THE REQUEST → Only the pictures stay out; every record is to be quoted exactly.

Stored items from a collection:
§
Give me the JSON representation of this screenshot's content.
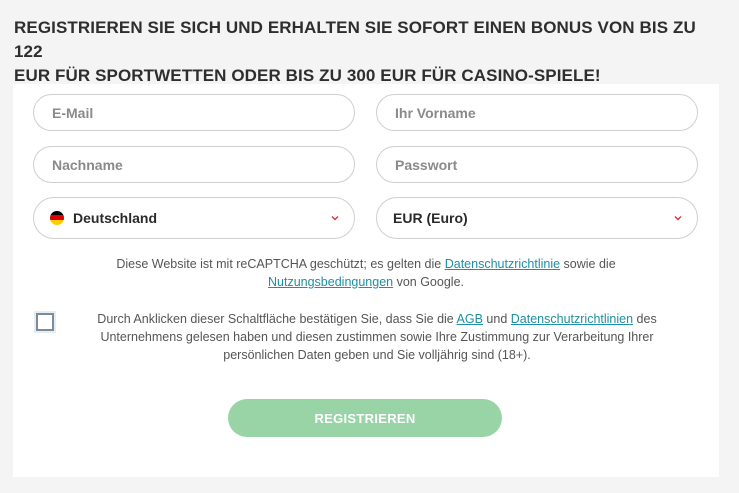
{
  "headline": {
    "line1": "REGISTRIEREN SIE SICH UND ERHALTEN SIE SOFORT EINEN BONUS VON BIS ZU 122",
    "line2": "EUR FÜR SPORTWETTEN ODER BIS ZU 300 EUR FÜR CASINO-SPIELE!"
  },
  "form": {
    "email_placeholder": "E-Mail",
    "firstname_placeholder": "Ihr Vorname",
    "lastname_placeholder": "Nachname",
    "password_placeholder": "Passwort",
    "country_value": "Deutschland",
    "currency_value": "EUR (Euro)",
    "register_label": "REGISTRIEREN"
  },
  "recaptcha": {
    "prefix": "Diese Website ist mit reCAPTCHA geschützt; es gelten die ",
    "privacy_link": "Datenschutzrichtlinie",
    "middle": " sowie die",
    "terms_link": "Nutzungsbedingungen",
    "suffix": " von Google."
  },
  "consent": {
    "prefix": "Durch Anklicken dieser Schaltfläche bestätigen Sie, dass Sie die ",
    "agb_link": "AGB",
    "and": " und ",
    "privacy_link": "Datenschutzrichtlinien",
    "suffix_line1": " des",
    "line2": "Unternehmens gelesen haben und diesen zustimmen sowie Ihre Zustimmung zur Verarbeitung Ihrer",
    "line3": "persönlichen Daten geben und Sie volljährig sind (18+)."
  },
  "colors": {
    "accent_link": "#1f8fa2",
    "register_button": "#98d4a6",
    "chevron": "#d9363e",
    "flag_black": "#000000",
    "flag_red": "#dd0000",
    "flag_gold": "#ffce00"
  },
  "icons": {
    "country_flag": "germany-flag-icon",
    "dropdown": "chevron-down-icon"
  }
}
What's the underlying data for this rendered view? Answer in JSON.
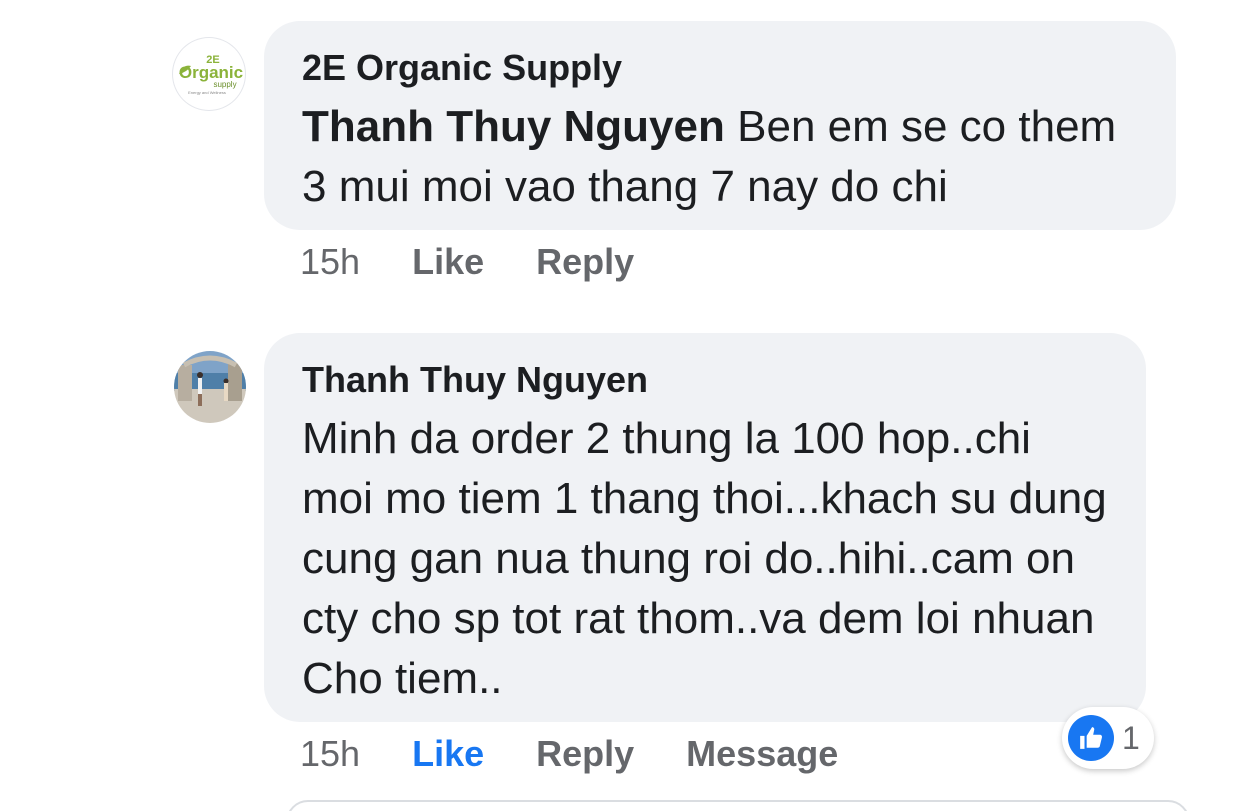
§
EXERCISE RESULT →
Give me the JSON representation of this screenshot's content.
{
  "headline": {
    "line1": "REGISTRIEREN SIE SICH UND ERHALTEN SIE SOFORT EINEN BONUS VON BIS ZU 122",
    "line2": "EUR FÜR SPORTWETTEN ODER BIS ZU 300 EUR FÜR CASINO-SPIELE!"
  },
  "form": {
    "email_placeholder": "E-Mail",
    "firstname_placeholder": "Ihr Vorname",
    "lastname_placeholder": "Nachname",
    "password_placeholder": "Passwort",
    "country_value": "Deutschland",
    "currency_value": "EUR (Euro)",
    "register_label": "REGISTRIEREN"
  },
  "recaptcha": {
    "prefix": "Diese Website ist mit reCAPTCHA geschützt; es gelten die ",
    "privacy_link": "Datenschutzrichtlinie",
    "middle": " sowie die",
    "terms_link": "Nutzungsbedingungen",
    "suffix": " von Google."
  },
  "consent": {
    "prefix": "Durch Anklicken dieser Schaltfläche bestätigen Sie, dass Sie die ",
    "agb_link": "AGB",
    "and": " und ",
    "privacy_link": "Datenschutzrichtlinien",
    "suffix_line1": " des",
    "line2": "Unternehmens gelesen haben und diesen zustimmen sowie Ihre Zustimmung zur Verarbeitung Ihrer",
    "line3": "persönlichen Daten geben und Sie volljährig sind (18+)."
  },
  "colors": {
    "accent_link": "#1f8fa2",
    "register_button": "#98d4a6",
    "chevron": "#d9363e",
    "flag_black": "#000000",
    "flag_red": "#dd0000",
    "flag_gold": "#ffce00"
  },
  "icons": {
    "country_flag": "germany-flag-icon",
    "dropdown": "chevron-down-icon"
  }
}
What's the underlying data for this rendered view? Answer in JSON.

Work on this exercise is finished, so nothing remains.